• [Set problem]:
Output the full listing below exactly as it reads, and skip anything that is a picture.

• [Data for processing]:
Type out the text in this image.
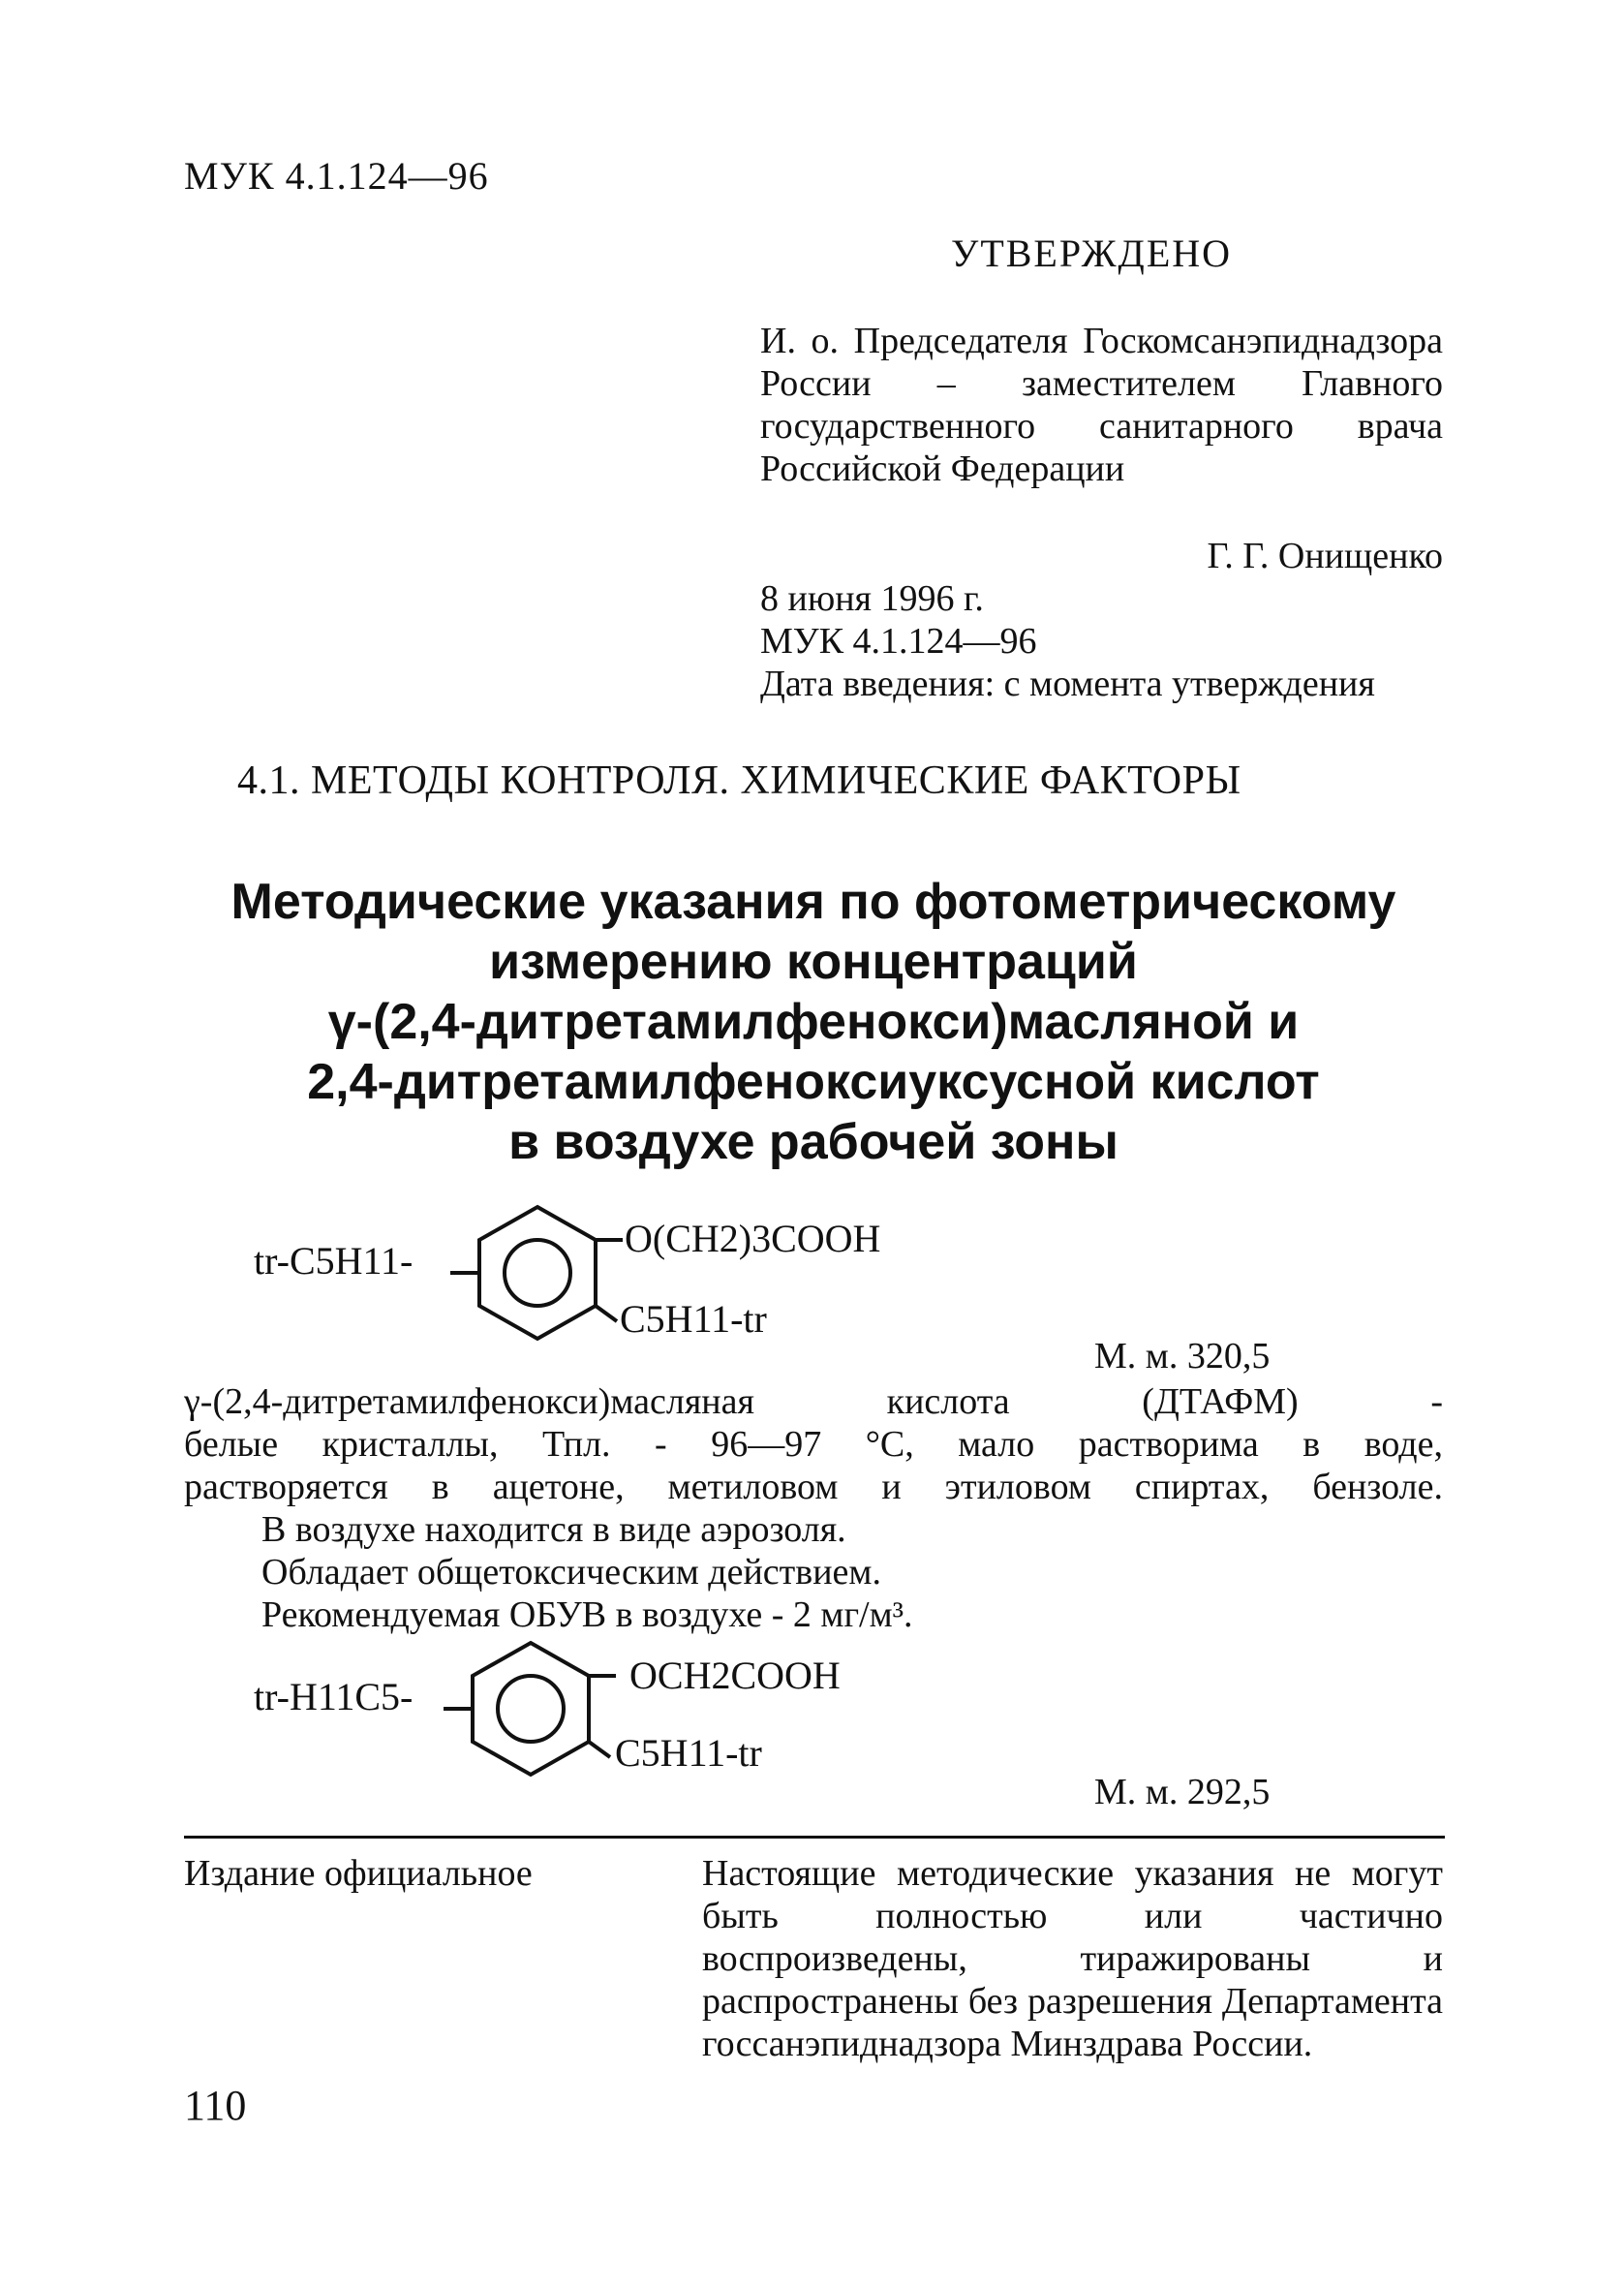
МУК 4.1.124—96
УТВЕРЖДЕНО
И. о. Председателя Госкомсанэпиднадзора России – заместителем Главного государственного санитарного врача Российской Федерации
Г. Г. Онищенко
8 июня 1996 г.
МУК 4.1.124—96
Дата введения: с момента утверждения
4.1. МЕТОДЫ КОНТРОЛЯ. ХИМИЧЕСКИЕ ФАКТОРЫ
Методические указания по фотометрическому
измерению концентраций
γ-(2,4-дитретамилфенокси)масляной и
2,4-дитретамилфеноксиуксусной кислот
в воздухе рабочей зоны
tr-C5H11-
O(CH2)3COOH
C5H11-tr
М. м. 320,5

γ-(2,4-дитретамилфенокси)масляная кислота (ДТАФМ) -

белые кристаллы, Тпл. - 96—97 °С, мало растворима в воде,

растворяется в ацетоне, метиловом и этиловом спиртах, бензоле.

В воздухе находится в виде аэрозоля.

Обладает общетоксическим действием.

Рекомендуемая ОБУВ в воздухе - 2 мг/м³.

tr-H11C5-	OCH2COOH
C5H11-tr
М. м. 292,5
Издание официальное	Настоящие методические указания не могут быть полностью или частично воспроизведены, тиражированы и распространены без разрешения Департамента госсанэпиднадзора Минздрава России.
110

• [Solution]:
Type out the text in this image.
МУК 4.1.124—96
УТВЕРЖДЕНО
И. о. Председателя Госкомсанэпиднадзора России – заместителем Главного государственного санитарного врача Российской Федерации
Г. Г. Онищенко
8 июня 1996 г.
МУК 4.1.124—96
Дата введения: с момента утверждения
4.1. МЕТОДЫ КОНТРОЛЯ. ХИМИЧЕСКИЕ ФАКТОРЫ
Методические указания по фотометрическому
измерению концентраций
γ-(2,4-дитретамилфенокси)масляной и
2,4-дитретамилфеноксиуксусной кислот
в воздухе рабочей зоны
tr-C5H11-
O(CH2)3COOH
C5H11-tr
М. м. 320,5

γ-(2,4-дитретамилфенокси)масляная кислота (ДТАФМ) -

белые кристаллы, Тпл. - 96—97 °С, мало растворима в воде,

растворяется в ацетоне, метиловом и этиловом спиртах, бензоле.

В воздухе находится в виде аэрозоля.

Обладает общетоксическим действием.

Рекомендуемая ОБУВ в воздухе - 2 мг/м³.

tr-H11C5-	OCH2COOH
C5H11-tr
М. м. 292,5
Издание официальное	Настоящие методические указания не могут быть полностью или частично воспроизведены, тиражированы и распространены без разрешения Департамента госсанэпиднадзора Минздрава России.
110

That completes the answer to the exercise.